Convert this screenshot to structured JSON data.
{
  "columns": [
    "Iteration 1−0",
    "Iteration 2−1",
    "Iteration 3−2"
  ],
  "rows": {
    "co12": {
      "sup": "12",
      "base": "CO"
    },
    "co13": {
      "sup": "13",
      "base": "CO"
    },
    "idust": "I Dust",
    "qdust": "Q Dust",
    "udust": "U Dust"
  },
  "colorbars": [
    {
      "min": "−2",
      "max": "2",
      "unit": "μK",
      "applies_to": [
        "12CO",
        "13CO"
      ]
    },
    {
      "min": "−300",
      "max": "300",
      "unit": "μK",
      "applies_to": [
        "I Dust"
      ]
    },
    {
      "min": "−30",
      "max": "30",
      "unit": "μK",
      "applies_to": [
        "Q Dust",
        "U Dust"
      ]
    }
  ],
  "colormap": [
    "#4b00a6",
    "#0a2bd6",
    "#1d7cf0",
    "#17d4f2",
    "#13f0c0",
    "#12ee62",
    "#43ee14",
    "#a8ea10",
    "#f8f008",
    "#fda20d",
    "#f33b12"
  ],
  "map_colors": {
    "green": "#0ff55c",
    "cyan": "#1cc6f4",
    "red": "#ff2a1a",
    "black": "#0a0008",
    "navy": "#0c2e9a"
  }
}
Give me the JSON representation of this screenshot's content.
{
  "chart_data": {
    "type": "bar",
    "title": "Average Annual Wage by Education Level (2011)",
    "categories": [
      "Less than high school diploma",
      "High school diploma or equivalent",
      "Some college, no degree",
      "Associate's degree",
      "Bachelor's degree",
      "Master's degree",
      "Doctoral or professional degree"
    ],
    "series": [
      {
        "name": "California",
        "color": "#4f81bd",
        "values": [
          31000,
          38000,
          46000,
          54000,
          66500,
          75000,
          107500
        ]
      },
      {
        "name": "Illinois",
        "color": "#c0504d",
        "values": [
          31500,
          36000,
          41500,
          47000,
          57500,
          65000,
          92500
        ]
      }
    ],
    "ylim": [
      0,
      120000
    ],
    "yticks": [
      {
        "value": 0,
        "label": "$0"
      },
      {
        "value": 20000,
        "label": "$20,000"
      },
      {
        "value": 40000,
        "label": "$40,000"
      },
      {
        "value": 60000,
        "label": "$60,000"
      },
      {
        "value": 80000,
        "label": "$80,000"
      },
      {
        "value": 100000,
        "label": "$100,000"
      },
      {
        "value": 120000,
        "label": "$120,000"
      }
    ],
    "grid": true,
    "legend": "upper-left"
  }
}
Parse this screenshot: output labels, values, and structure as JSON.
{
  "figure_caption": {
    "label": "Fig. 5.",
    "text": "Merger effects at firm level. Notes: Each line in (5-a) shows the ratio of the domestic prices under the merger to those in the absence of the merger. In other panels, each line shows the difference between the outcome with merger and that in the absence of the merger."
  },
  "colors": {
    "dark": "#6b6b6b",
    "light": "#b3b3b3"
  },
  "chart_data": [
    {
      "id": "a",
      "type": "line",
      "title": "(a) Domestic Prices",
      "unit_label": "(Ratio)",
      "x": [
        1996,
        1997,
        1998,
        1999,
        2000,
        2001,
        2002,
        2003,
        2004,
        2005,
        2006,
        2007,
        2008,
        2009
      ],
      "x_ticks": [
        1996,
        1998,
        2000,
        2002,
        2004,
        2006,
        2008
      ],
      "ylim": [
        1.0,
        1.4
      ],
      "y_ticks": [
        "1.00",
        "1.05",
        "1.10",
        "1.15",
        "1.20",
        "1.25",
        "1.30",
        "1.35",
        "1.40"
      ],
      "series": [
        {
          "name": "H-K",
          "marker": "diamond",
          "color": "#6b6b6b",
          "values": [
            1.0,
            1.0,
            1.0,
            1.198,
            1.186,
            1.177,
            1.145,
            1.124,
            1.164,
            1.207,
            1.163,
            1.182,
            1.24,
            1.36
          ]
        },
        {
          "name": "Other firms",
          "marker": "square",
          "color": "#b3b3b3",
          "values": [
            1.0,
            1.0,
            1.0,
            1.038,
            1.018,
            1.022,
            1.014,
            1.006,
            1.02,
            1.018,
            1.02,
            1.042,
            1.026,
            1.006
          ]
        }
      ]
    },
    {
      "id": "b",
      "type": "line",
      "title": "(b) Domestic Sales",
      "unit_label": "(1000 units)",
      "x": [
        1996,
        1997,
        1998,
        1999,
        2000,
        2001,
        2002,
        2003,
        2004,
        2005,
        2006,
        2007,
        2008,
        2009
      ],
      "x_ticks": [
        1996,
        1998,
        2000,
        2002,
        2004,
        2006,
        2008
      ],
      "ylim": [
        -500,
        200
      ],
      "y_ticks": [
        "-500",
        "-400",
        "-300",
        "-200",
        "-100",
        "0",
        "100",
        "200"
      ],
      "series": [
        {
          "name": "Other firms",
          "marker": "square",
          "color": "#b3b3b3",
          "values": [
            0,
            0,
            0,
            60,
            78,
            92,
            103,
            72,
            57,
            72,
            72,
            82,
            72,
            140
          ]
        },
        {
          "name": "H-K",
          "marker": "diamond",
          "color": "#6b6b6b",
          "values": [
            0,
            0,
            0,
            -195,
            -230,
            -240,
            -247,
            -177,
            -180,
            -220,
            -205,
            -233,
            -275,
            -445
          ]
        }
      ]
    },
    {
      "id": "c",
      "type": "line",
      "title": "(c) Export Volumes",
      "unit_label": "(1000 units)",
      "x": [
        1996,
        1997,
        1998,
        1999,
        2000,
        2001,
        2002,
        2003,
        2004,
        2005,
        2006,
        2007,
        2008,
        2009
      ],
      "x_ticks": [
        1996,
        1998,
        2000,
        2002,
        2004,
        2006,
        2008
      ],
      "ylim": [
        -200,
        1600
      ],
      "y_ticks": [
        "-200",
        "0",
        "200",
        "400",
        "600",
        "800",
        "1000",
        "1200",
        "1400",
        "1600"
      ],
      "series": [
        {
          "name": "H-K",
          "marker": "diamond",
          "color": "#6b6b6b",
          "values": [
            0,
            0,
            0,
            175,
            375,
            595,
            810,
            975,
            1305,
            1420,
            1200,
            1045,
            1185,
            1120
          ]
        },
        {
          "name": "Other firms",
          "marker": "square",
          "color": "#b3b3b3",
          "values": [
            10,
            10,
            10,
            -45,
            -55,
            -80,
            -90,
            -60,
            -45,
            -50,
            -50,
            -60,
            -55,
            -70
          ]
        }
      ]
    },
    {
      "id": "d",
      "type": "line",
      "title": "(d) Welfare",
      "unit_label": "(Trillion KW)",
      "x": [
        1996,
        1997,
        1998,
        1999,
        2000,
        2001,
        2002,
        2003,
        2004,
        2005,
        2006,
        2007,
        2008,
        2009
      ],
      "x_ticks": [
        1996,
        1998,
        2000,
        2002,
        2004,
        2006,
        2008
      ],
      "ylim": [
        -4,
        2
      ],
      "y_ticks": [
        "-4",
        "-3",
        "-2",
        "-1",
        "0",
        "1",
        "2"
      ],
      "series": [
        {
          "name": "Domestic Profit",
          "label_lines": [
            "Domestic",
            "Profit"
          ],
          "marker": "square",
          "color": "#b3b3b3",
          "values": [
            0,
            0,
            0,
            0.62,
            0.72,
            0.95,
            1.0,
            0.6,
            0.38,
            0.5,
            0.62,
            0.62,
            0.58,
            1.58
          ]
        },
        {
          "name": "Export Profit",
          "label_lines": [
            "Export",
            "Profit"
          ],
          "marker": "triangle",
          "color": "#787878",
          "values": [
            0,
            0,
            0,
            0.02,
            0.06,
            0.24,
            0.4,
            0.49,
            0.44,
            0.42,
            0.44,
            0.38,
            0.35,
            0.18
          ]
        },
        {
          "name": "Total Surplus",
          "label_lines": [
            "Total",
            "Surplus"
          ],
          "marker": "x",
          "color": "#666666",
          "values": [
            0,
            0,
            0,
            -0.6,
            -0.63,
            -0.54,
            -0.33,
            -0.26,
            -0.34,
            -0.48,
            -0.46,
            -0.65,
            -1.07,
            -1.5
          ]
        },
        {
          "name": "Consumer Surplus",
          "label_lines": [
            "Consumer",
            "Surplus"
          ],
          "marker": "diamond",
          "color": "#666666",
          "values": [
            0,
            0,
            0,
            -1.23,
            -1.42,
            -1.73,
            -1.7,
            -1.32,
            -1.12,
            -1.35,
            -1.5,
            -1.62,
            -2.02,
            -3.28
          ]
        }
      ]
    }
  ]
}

* _GOAL_
List every line in the records above that contains the word "Export".

* _COMPLETE OUTPUT_
      "title": "(c) Export Volumes",
          "name": "Export Profit",
            "Export",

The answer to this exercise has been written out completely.